§ **Written request**
Report only the number of lines that hold the word "Algesheim".

§ **Records supplied**
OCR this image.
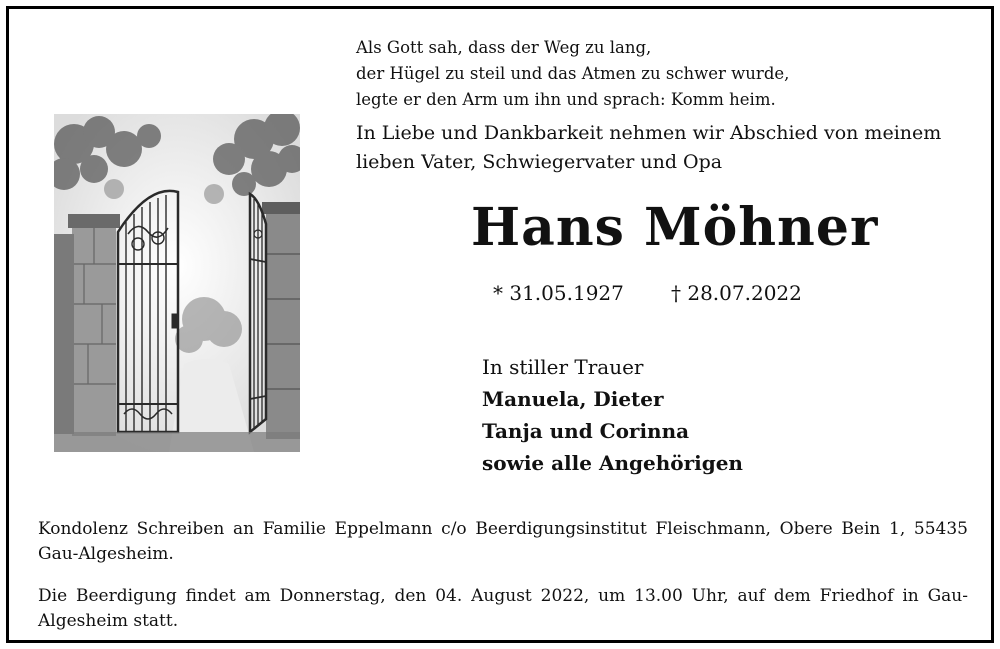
Als Gott sah, dass der Weg zu lang,
der Hügel zu steil und das Atmen zu schwer wurde,
legte er den Arm um ihn und sprach: Komm heim.
In Liebe und Dankbarkeit nehmen wir Abschied von meinem
lieben Vater, Schwiegervater und Opa
Hans Möhner
* 31.05.1927 † 28.07.2022
In stiller Trauer
Manuela, Dieter
Tanja und Corinna
sowie alle Angehörigen
Kondolenz Schreiben an Familie Eppelmann c/o Beerdigungsinstitut Fleischmann, Obere Bein 1, 55435 Gau-Algesheim.
Die Beerdigung findet am Donnerstag, den 04. August 2022, um 13.00 Uhr, auf dem Friedhof in Gau-Algesheim statt.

§ **Answer for this exercise**
2